# [Exercise objective]
All of the data must be printed exactly; please include every line.

Data entries for graphics:
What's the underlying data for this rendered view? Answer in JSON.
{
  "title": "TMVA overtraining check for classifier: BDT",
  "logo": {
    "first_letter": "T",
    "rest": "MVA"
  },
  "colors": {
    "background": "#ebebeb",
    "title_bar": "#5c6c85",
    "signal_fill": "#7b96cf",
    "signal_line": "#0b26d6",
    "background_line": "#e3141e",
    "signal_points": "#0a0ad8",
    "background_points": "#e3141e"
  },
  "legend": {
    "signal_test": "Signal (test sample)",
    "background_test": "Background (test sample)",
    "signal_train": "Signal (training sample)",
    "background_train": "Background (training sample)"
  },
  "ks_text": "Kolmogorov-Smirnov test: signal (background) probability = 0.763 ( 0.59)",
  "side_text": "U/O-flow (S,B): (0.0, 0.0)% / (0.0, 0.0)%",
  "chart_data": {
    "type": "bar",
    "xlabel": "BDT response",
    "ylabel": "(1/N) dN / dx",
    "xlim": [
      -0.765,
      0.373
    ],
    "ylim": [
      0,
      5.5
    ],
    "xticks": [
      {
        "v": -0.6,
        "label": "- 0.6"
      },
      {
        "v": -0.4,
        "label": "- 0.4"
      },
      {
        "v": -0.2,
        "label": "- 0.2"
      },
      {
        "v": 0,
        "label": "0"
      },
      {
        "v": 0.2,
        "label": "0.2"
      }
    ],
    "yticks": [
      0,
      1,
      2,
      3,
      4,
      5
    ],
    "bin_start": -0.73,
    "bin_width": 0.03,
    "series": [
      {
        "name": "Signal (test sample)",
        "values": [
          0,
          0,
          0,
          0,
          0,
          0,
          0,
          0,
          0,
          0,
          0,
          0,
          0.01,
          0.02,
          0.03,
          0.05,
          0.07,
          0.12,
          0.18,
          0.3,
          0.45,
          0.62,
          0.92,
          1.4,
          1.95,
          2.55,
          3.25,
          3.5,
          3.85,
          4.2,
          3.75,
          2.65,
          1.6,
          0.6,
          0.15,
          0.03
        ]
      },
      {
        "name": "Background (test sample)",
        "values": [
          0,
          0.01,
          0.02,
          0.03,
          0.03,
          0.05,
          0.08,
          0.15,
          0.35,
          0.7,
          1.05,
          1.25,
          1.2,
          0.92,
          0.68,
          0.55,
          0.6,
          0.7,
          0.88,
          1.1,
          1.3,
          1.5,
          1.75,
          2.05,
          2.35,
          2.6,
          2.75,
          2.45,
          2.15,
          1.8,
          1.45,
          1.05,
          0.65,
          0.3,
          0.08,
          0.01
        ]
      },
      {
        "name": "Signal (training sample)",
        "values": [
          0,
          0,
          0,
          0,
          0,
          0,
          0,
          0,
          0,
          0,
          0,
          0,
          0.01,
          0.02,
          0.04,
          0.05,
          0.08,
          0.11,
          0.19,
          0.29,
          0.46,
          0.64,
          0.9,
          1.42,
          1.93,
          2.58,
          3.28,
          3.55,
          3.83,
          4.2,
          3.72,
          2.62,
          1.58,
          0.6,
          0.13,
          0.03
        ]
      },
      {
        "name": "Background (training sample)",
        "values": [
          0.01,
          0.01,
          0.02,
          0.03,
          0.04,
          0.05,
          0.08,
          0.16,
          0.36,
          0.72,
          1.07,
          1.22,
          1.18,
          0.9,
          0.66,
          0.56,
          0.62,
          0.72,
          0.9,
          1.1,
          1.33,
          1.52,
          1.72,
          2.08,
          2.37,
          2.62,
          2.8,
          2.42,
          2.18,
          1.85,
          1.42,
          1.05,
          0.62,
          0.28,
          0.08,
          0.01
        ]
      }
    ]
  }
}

# [The solution]
What's the underlying data for this rendered view? Answer in JSON.
{
  "title": "TMVA overtraining check for classifier: BDT",
  "logo": {
    "first_letter": "T",
    "rest": "MVA"
  },
  "colors": {
    "background": "#ebebeb",
    "title_bar": "#5c6c85",
    "signal_fill": "#7b96cf",
    "signal_line": "#0b26d6",
    "background_line": "#e3141e",
    "signal_points": "#0a0ad8",
    "background_points": "#e3141e"
  },
  "legend": {
    "signal_test": "Signal (test sample)",
    "background_test": "Background (test sample)",
    "signal_train": "Signal (training sample)",
    "background_train": "Background (training sample)"
  },
  "ks_text": "Kolmogorov-Smirnov test: signal (background) probability = 0.763 ( 0.59)",
  "side_text": "U/O-flow (S,B): (0.0, 0.0)% / (0.0, 0.0)%",
  "chart_data": {
    "type": "bar",
    "xlabel": "BDT response",
    "ylabel": "(1/N) dN / dx",
    "xlim": [
      -0.765,
      0.373
    ],
    "ylim": [
      0,
      5.5
    ],
    "xticks": [
      {
        "v": -0.6,
        "label": "- 0.6"
      },
      {
        "v": -0.4,
        "label": "- 0.4"
      },
      {
        "v": -0.2,
        "label": "- 0.2"
      },
      {
        "v": 0,
        "label": "0"
      },
      {
        "v": 0.2,
        "label": "0.2"
      }
    ],
    "yticks": [
      0,
      1,
      2,
      3,
      4,
      5
    ],
    "bin_start": -0.73,
    "bin_width": 0.03,
    "series": [
      {
        "name": "Signal (test sample)",
        "values": [
          0,
          0,
          0,
          0,
          0,
          0,
          0,
          0,
          0,
          0,
          0,
          0,
          0.01,
          0.02,
          0.03,
          0.05,
          0.07,
          0.12,
          0.18,
          0.3,
          0.45,
          0.62,
          0.92,
          1.4,
          1.95,
          2.55,
          3.25,
          3.5,
          3.85,
          4.2,
          3.75,
          2.65,
          1.6,
          0.6,
          0.15,
          0.03
        ]
      },
      {
        "name": "Background (test sample)",
        "values": [
          0,
          0.01,
          0.02,
          0.03,
          0.03,
          0.05,
          0.08,
          0.15,
          0.35,
          0.7,
          1.05,
          1.25,
          1.2,
          0.92,
          0.68,
          0.55,
          0.6,
          0.7,
          0.88,
          1.1,
          1.3,
          1.5,
          1.75,
          2.05,
          2.35,
          2.6,
          2.75,
          2.45,
          2.15,
          1.8,
          1.45,
          1.05,
          0.65,
          0.3,
          0.08,
          0.01
        ]
      },
      {
        "name": "Signal (training sample)",
        "values": [
          0,
          0,
          0,
          0,
          0,
          0,
          0,
          0,
          0,
          0,
          0,
          0,
          0.01,
          0.02,
          0.04,
          0.05,
          0.08,
          0.11,
          0.19,
          0.29,
          0.46,
          0.64,
          0.9,
          1.42,
          1.93,
          2.58,
          3.28,
          3.55,
          3.83,
          4.2,
          3.72,
          2.62,
          1.58,
          0.6,
          0.13,
          0.03
        ]
      },
      {
        "name": "Background (training sample)",
        "values": [
          0.01,
          0.01,
          0.02,
          0.03,
          0.04,
          0.05,
          0.08,
          0.16,
          0.36,
          0.72,
          1.07,
          1.22,
          1.18,
          0.9,
          0.66,
          0.56,
          0.62,
          0.72,
          0.9,
          1.1,
          1.33,
          1.52,
          1.72,
          2.08,
          2.37,
          2.62,
          2.8,
          2.42,
          2.18,
          1.85,
          1.42,
          1.05,
          0.62,
          0.28,
          0.08,
          0.01
        ]
      }
    ]
  }
}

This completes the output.